» **Goal**
Images must not appear in your copy; reproduce every other part of the records exactly.

» **Excerpted data**

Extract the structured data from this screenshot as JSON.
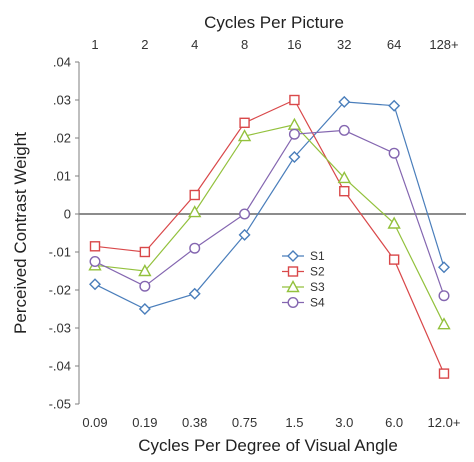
{
  "chart_data": {
    "type": "line",
    "title": "",
    "xlabel": "Cycles Per Degree of Visual Angle",
    "x2label": "Cycles Per Picture",
    "ylabel": "Perceived Contrast Weight",
    "categories": [
      "0.09",
      "0.19",
      "0.38",
      "0.75",
      "1.5",
      "3.0",
      "6.0",
      "12.0+"
    ],
    "top_categories": [
      "1",
      "2",
      "4",
      "8",
      "16",
      "32",
      "64",
      "128+"
    ],
    "y_ticks": [
      ".04",
      ".03",
      ".02",
      ".01",
      "0",
      "-.01",
      "-.02",
      "-.03",
      "-.04",
      "-.05"
    ],
    "ylim": [
      -0.05,
      0.04
    ],
    "grid": false,
    "zero_line": true,
    "legend_position": "center-right",
    "series": [
      {
        "name": "S1",
        "color": "#4a7ebb",
        "marker": "diamond",
        "values": [
          -0.0185,
          -0.025,
          -0.021,
          -0.0055,
          0.015,
          0.0295,
          0.0285,
          -0.014
        ]
      },
      {
        "name": "S2",
        "color": "#d9484a",
        "marker": "square",
        "values": [
          -0.0085,
          -0.01,
          0.005,
          0.024,
          0.03,
          0.006,
          -0.012,
          -0.042
        ]
      },
      {
        "name": "S3",
        "color": "#93c13d",
        "marker": "triangle",
        "values": [
          -0.0135,
          -0.015,
          0.0005,
          0.0205,
          0.0235,
          0.0095,
          -0.0025,
          -0.029
        ]
      },
      {
        "name": "S4",
        "color": "#8466b0",
        "marker": "circle",
        "values": [
          -0.0125,
          -0.019,
          -0.009,
          0.0,
          0.021,
          0.022,
          0.016,
          -0.0215
        ]
      }
    ]
  }
}
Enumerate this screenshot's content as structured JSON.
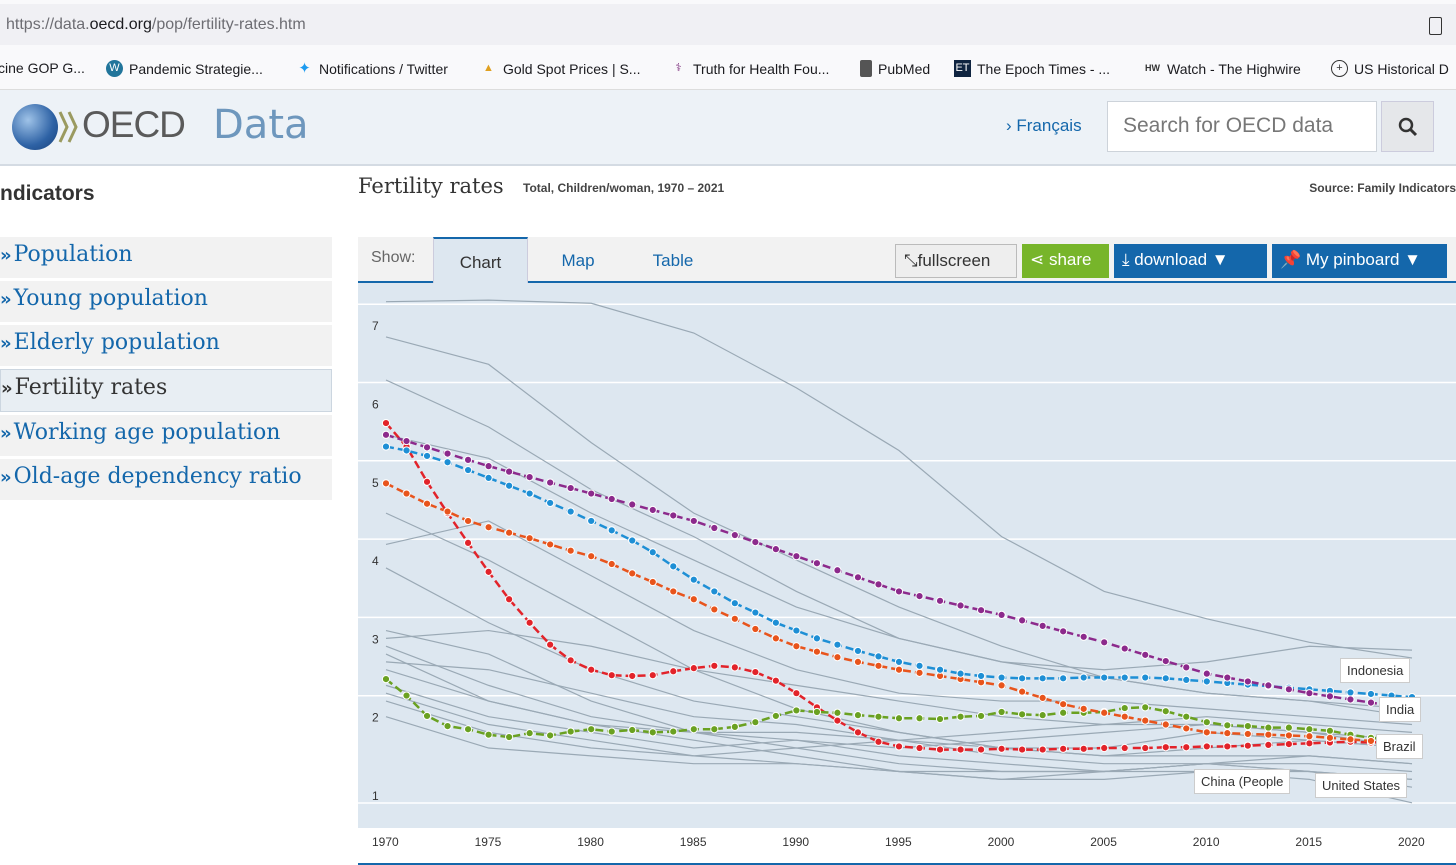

» **Exercise result**
Extract the structured data from this screenshot as JSON.
{
  "chart_data": {
    "type": "line",
    "title": "",
    "xlabel": "Cycles Per Degree of Visual Angle",
    "x2label": "Cycles Per Picture",
    "ylabel": "Perceived Contrast Weight",
    "categories": [
      "0.09",
      "0.19",
      "0.38",
      "0.75",
      "1.5",
      "3.0",
      "6.0",
      "12.0+"
    ],
    "top_categories": [
      "1",
      "2",
      "4",
      "8",
      "16",
      "32",
      "64",
      "128+"
    ],
    "y_ticks": [
      ".04",
      ".03",
      ".02",
      ".01",
      "0",
      "-.01",
      "-.02",
      "-.03",
      "-.04",
      "-.05"
    ],
    "ylim": [
      -0.05,
      0.04
    ],
    "grid": false,
    "zero_line": true,
    "legend_position": "center-right",
    "series": [
      {
        "name": "S1",
        "color": "#4a7ebb",
        "marker": "diamond",
        "values": [
          -0.0185,
          -0.025,
          -0.021,
          -0.0055,
          0.015,
          0.0295,
          0.0285,
          -0.014
        ]
      },
      {
        "name": "S2",
        "color": "#d9484a",
        "marker": "square",
        "values": [
          -0.0085,
          -0.01,
          0.005,
          0.024,
          0.03,
          0.006,
          -0.012,
          -0.042
        ]
      },
      {
        "name": "S3",
        "color": "#93c13d",
        "marker": "triangle",
        "values": [
          -0.0135,
          -0.015,
          0.0005,
          0.0205,
          0.0235,
          0.0095,
          -0.0025,
          -0.029
        ]
      },
      {
        "name": "S4",
        "color": "#8466b0",
        "marker": "circle",
        "values": [
          -0.0125,
          -0.019,
          -0.009,
          0.0,
          0.021,
          0.022,
          0.016,
          -0.0215
        ]
      }
    ]
  }
}
Enumerate this screenshot's content as structured JSON.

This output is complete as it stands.